_EXERCISE DATA_:
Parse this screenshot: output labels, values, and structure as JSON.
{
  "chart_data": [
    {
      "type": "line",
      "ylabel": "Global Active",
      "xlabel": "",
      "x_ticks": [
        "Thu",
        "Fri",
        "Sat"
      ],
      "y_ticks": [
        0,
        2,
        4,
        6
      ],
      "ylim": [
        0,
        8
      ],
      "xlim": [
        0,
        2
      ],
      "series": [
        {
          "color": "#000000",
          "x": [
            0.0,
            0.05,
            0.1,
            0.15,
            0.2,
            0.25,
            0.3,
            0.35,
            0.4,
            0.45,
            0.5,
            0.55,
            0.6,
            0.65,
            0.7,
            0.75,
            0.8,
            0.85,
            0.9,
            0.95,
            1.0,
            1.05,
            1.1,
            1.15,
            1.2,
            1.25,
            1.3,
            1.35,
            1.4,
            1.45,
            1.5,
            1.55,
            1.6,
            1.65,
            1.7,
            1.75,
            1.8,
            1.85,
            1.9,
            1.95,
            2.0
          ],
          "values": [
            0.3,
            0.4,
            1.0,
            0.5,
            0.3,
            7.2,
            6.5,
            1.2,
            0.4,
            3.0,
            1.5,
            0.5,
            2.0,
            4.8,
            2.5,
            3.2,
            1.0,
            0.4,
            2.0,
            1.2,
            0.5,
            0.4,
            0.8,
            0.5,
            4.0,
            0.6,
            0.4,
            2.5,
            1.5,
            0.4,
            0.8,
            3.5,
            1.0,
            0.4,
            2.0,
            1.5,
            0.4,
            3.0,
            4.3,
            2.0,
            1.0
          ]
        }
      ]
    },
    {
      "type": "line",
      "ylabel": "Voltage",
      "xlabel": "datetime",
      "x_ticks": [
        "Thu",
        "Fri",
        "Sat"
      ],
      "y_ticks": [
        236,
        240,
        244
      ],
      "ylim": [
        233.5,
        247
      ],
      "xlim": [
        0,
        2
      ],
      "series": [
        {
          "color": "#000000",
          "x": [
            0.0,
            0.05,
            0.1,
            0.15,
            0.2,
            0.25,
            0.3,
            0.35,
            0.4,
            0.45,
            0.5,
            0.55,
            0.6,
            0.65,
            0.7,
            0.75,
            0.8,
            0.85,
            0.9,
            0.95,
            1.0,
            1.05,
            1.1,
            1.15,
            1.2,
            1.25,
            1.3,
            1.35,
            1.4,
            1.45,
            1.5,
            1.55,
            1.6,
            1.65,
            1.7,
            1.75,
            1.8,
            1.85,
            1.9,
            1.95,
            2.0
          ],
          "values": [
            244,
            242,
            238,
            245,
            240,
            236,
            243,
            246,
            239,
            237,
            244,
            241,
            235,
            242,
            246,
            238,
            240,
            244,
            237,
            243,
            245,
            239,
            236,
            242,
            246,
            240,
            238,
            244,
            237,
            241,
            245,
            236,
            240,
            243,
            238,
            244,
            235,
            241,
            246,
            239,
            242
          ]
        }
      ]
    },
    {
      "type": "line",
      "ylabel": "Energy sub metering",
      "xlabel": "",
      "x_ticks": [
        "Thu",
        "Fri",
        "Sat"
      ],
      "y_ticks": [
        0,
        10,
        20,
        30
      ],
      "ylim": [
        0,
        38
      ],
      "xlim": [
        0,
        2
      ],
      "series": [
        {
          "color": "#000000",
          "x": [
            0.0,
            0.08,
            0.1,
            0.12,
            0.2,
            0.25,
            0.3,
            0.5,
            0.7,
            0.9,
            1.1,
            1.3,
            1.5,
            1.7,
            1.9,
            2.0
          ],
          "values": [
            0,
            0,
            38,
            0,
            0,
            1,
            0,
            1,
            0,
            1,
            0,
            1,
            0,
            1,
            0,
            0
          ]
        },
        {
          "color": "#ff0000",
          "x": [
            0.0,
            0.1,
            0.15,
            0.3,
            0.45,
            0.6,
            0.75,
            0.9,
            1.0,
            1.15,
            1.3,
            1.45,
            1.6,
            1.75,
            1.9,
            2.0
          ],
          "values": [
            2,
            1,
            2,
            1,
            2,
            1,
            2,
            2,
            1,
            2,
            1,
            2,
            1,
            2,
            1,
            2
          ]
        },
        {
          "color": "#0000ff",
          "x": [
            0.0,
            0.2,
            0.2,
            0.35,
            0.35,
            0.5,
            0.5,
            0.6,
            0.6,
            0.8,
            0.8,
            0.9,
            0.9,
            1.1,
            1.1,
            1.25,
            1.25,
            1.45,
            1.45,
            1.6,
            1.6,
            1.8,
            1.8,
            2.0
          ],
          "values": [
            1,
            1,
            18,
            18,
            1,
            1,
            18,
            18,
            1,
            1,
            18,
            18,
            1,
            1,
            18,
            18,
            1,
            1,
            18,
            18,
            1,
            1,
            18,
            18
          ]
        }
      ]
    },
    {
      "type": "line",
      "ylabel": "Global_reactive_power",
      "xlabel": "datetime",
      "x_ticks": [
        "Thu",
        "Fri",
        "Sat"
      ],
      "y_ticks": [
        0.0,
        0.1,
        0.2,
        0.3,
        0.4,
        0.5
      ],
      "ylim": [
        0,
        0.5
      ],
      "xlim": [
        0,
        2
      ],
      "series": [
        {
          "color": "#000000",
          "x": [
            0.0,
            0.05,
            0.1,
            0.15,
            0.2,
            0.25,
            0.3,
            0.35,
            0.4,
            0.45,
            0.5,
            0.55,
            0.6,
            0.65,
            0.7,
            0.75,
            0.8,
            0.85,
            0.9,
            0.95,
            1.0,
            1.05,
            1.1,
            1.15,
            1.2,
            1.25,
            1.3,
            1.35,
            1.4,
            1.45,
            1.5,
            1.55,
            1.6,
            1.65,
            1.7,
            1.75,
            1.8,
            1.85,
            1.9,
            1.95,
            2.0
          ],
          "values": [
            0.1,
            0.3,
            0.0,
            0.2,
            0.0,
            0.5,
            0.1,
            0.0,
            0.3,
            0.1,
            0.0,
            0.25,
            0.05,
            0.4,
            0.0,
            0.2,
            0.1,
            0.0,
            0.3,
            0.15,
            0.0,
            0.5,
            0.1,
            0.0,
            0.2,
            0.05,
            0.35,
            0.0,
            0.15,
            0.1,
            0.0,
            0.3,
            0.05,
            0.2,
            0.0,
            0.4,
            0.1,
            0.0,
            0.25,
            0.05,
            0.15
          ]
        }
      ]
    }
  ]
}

_OBJECTIVE_:
Give the entries again in full, exactly as they are written.

_ANSWER TO THE PROBLEM_:
Parse this screenshot: output labels, values, and structure as JSON.
{
  "chart_data": [
    {
      "type": "line",
      "ylabel": "Global Active",
      "xlabel": "",
      "x_ticks": [
        "Thu",
        "Fri",
        "Sat"
      ],
      "y_ticks": [
        0,
        2,
        4,
        6
      ],
      "ylim": [
        0,
        8
      ],
      "xlim": [
        0,
        2
      ],
      "series": [
        {
          "color": "#000000",
          "x": [
            0.0,
            0.05,
            0.1,
            0.15,
            0.2,
            0.25,
            0.3,
            0.35,
            0.4,
            0.45,
            0.5,
            0.55,
            0.6,
            0.65,
            0.7,
            0.75,
            0.8,
            0.85,
            0.9,
            0.95,
            1.0,
            1.05,
            1.1,
            1.15,
            1.2,
            1.25,
            1.3,
            1.35,
            1.4,
            1.45,
            1.5,
            1.55,
            1.6,
            1.65,
            1.7,
            1.75,
            1.8,
            1.85,
            1.9,
            1.95,
            2.0
          ],
          "values": [
            0.3,
            0.4,
            1.0,
            0.5,
            0.3,
            7.2,
            6.5,
            1.2,
            0.4,
            3.0,
            1.5,
            0.5,
            2.0,
            4.8,
            2.5,
            3.2,
            1.0,
            0.4,
            2.0,
            1.2,
            0.5,
            0.4,
            0.8,
            0.5,
            4.0,
            0.6,
            0.4,
            2.5,
            1.5,
            0.4,
            0.8,
            3.5,
            1.0,
            0.4,
            2.0,
            1.5,
            0.4,
            3.0,
            4.3,
            2.0,
            1.0
          ]
        }
      ]
    },
    {
      "type": "line",
      "ylabel": "Voltage",
      "xlabel": "datetime",
      "x_ticks": [
        "Thu",
        "Fri",
        "Sat"
      ],
      "y_ticks": [
        236,
        240,
        244
      ],
      "ylim": [
        233.5,
        247
      ],
      "xlim": [
        0,
        2
      ],
      "series": [
        {
          "color": "#000000",
          "x": [
            0.0,
            0.05,
            0.1,
            0.15,
            0.2,
            0.25,
            0.3,
            0.35,
            0.4,
            0.45,
            0.5,
            0.55,
            0.6,
            0.65,
            0.7,
            0.75,
            0.8,
            0.85,
            0.9,
            0.95,
            1.0,
            1.05,
            1.1,
            1.15,
            1.2,
            1.25,
            1.3,
            1.35,
            1.4,
            1.45,
            1.5,
            1.55,
            1.6,
            1.65,
            1.7,
            1.75,
            1.8,
            1.85,
            1.9,
            1.95,
            2.0
          ],
          "values": [
            244,
            242,
            238,
            245,
            240,
            236,
            243,
            246,
            239,
            237,
            244,
            241,
            235,
            242,
            246,
            238,
            240,
            244,
            237,
            243,
            245,
            239,
            236,
            242,
            246,
            240,
            238,
            244,
            237,
            241,
            245,
            236,
            240,
            243,
            238,
            244,
            235,
            241,
            246,
            239,
            242
          ]
        }
      ]
    },
    {
      "type": "line",
      "ylabel": "Energy sub metering",
      "xlabel": "",
      "x_ticks": [
        "Thu",
        "Fri",
        "Sat"
      ],
      "y_ticks": [
        0,
        10,
        20,
        30
      ],
      "ylim": [
        0,
        38
      ],
      "xlim": [
        0,
        2
      ],
      "series": [
        {
          "color": "#000000",
          "x": [
            0.0,
            0.08,
            0.1,
            0.12,
            0.2,
            0.25,
            0.3,
            0.5,
            0.7,
            0.9,
            1.1,
            1.3,
            1.5,
            1.7,
            1.9,
            2.0
          ],
          "values": [
            0,
            0,
            38,
            0,
            0,
            1,
            0,
            1,
            0,
            1,
            0,
            1,
            0,
            1,
            0,
            0
          ]
        },
        {
          "color": "#ff0000",
          "x": [
            0.0,
            0.1,
            0.15,
            0.3,
            0.45,
            0.6,
            0.75,
            0.9,
            1.0,
            1.15,
            1.3,
            1.45,
            1.6,
            1.75,
            1.9,
            2.0
          ],
          "values": [
            2,
            1,
            2,
            1,
            2,
            1,
            2,
            2,
            1,
            2,
            1,
            2,
            1,
            2,
            1,
            2
          ]
        },
        {
          "color": "#0000ff",
          "x": [
            0.0,
            0.2,
            0.2,
            0.35,
            0.35,
            0.5,
            0.5,
            0.6,
            0.6,
            0.8,
            0.8,
            0.9,
            0.9,
            1.1,
            1.1,
            1.25,
            1.25,
            1.45,
            1.45,
            1.6,
            1.6,
            1.8,
            1.8,
            2.0
          ],
          "values": [
            1,
            1,
            18,
            18,
            1,
            1,
            18,
            18,
            1,
            1,
            18,
            18,
            1,
            1,
            18,
            18,
            1,
            1,
            18,
            18,
            1,
            1,
            18,
            18
          ]
        }
      ]
    },
    {
      "type": "line",
      "ylabel": "Global_reactive_power",
      "xlabel": "datetime",
      "x_ticks": [
        "Thu",
        "Fri",
        "Sat"
      ],
      "y_ticks": [
        0.0,
        0.1,
        0.2,
        0.3,
        0.4,
        0.5
      ],
      "ylim": [
        0,
        0.5
      ],
      "xlim": [
        0,
        2
      ],
      "series": [
        {
          "color": "#000000",
          "x": [
            0.0,
            0.05,
            0.1,
            0.15,
            0.2,
            0.25,
            0.3,
            0.35,
            0.4,
            0.45,
            0.5,
            0.55,
            0.6,
            0.65,
            0.7,
            0.75,
            0.8,
            0.85,
            0.9,
            0.95,
            1.0,
            1.05,
            1.1,
            1.15,
            1.2,
            1.25,
            1.3,
            1.35,
            1.4,
            1.45,
            1.5,
            1.55,
            1.6,
            1.65,
            1.7,
            1.75,
            1.8,
            1.85,
            1.9,
            1.95,
            2.0
          ],
          "values": [
            0.1,
            0.3,
            0.0,
            0.2,
            0.0,
            0.5,
            0.1,
            0.0,
            0.3,
            0.1,
            0.0,
            0.25,
            0.05,
            0.4,
            0.0,
            0.2,
            0.1,
            0.0,
            0.3,
            0.15,
            0.0,
            0.5,
            0.1,
            0.0,
            0.2,
            0.05,
            0.35,
            0.0,
            0.15,
            0.1,
            0.0,
            0.3,
            0.05,
            0.2,
            0.0,
            0.4,
            0.1,
            0.0,
            0.25,
            0.05,
            0.15
          ]
        }
      ]
    }
  ]
}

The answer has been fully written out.